> _Aim_:
From the records below, pull each line that has "Anitha".

> _Stored records_:
■ ■ ■ ■ ■ ■ ■
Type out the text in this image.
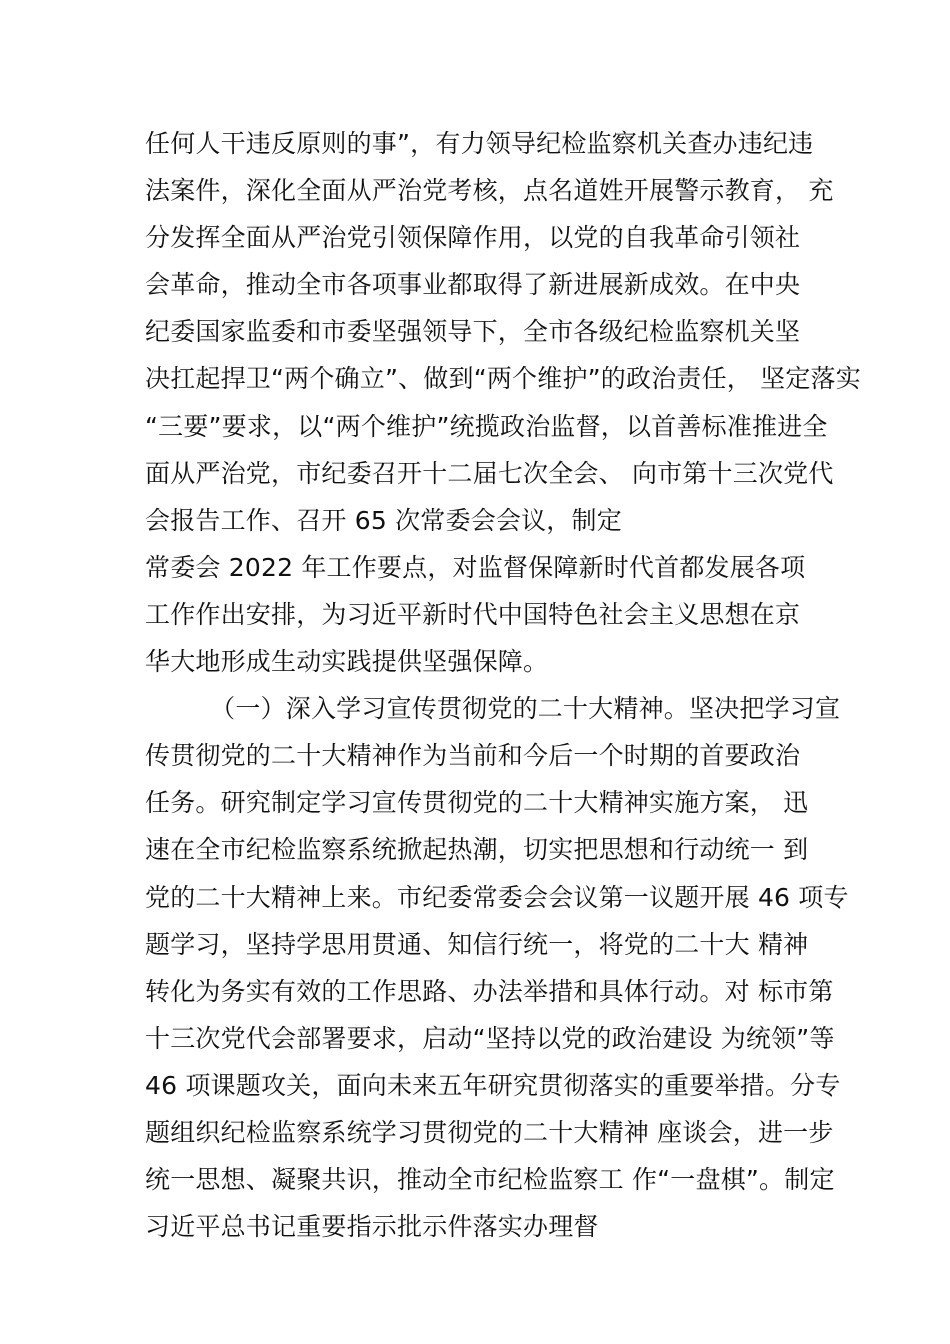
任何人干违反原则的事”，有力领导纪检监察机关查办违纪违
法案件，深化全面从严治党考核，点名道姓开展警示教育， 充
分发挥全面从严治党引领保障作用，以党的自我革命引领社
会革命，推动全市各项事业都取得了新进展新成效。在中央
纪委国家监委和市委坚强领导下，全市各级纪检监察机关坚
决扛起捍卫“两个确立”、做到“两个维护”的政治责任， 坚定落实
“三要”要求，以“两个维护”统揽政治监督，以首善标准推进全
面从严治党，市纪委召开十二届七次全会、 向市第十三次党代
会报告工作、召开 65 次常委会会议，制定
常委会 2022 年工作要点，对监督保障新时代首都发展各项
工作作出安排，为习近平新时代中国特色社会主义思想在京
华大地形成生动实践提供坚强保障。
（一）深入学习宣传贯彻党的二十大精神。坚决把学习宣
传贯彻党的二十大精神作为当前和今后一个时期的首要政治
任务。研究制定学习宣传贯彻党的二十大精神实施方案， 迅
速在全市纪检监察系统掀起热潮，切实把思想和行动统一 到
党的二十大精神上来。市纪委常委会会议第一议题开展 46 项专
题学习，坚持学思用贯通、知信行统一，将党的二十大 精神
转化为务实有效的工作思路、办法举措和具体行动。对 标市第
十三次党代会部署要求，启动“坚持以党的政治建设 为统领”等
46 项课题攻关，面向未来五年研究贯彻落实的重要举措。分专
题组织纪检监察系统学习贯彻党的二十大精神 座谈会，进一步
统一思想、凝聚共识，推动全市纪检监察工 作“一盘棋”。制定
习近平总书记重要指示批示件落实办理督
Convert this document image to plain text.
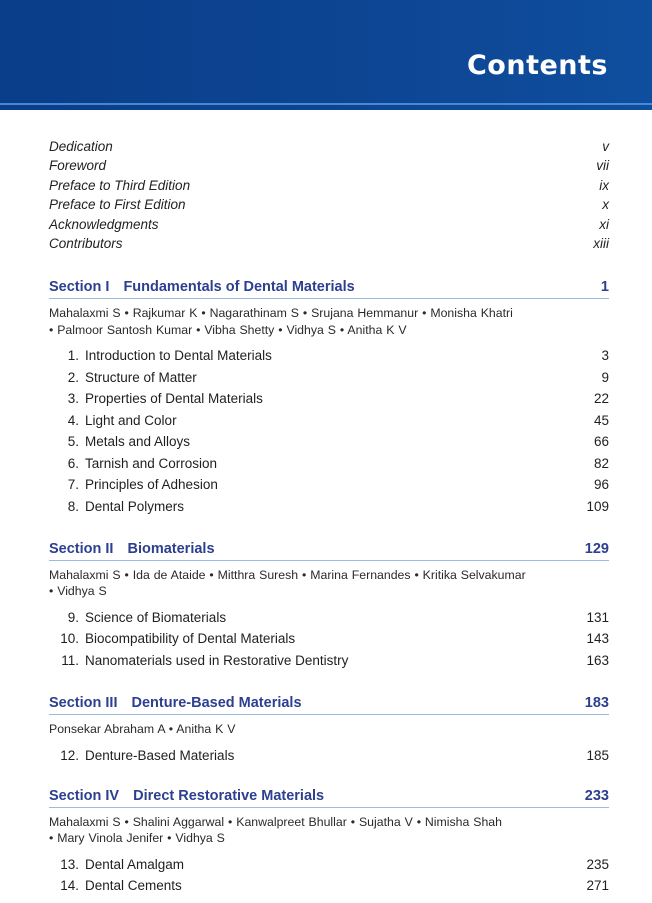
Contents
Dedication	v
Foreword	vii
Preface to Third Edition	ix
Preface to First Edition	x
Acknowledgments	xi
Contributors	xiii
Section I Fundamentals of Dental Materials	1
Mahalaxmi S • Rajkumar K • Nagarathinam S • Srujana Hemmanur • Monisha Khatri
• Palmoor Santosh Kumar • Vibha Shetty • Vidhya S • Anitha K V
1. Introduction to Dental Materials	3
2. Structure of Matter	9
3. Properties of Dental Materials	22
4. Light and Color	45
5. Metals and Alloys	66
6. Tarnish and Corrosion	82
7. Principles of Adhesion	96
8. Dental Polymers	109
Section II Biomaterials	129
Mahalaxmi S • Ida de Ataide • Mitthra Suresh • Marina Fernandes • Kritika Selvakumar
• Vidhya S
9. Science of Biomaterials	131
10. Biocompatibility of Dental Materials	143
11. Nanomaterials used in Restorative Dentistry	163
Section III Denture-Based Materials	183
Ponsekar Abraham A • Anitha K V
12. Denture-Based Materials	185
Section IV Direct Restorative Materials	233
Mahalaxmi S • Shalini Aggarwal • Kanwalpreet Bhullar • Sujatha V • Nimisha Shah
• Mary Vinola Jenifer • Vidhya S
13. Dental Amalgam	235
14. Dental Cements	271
■ ■ ■ ■ ■ ■ ■
> _Expected output_:
• Palmoor Santosh Kumar • Vibha Shetty • Vidhya S • Anitha K V
Ponsekar Abraham A • Anitha K V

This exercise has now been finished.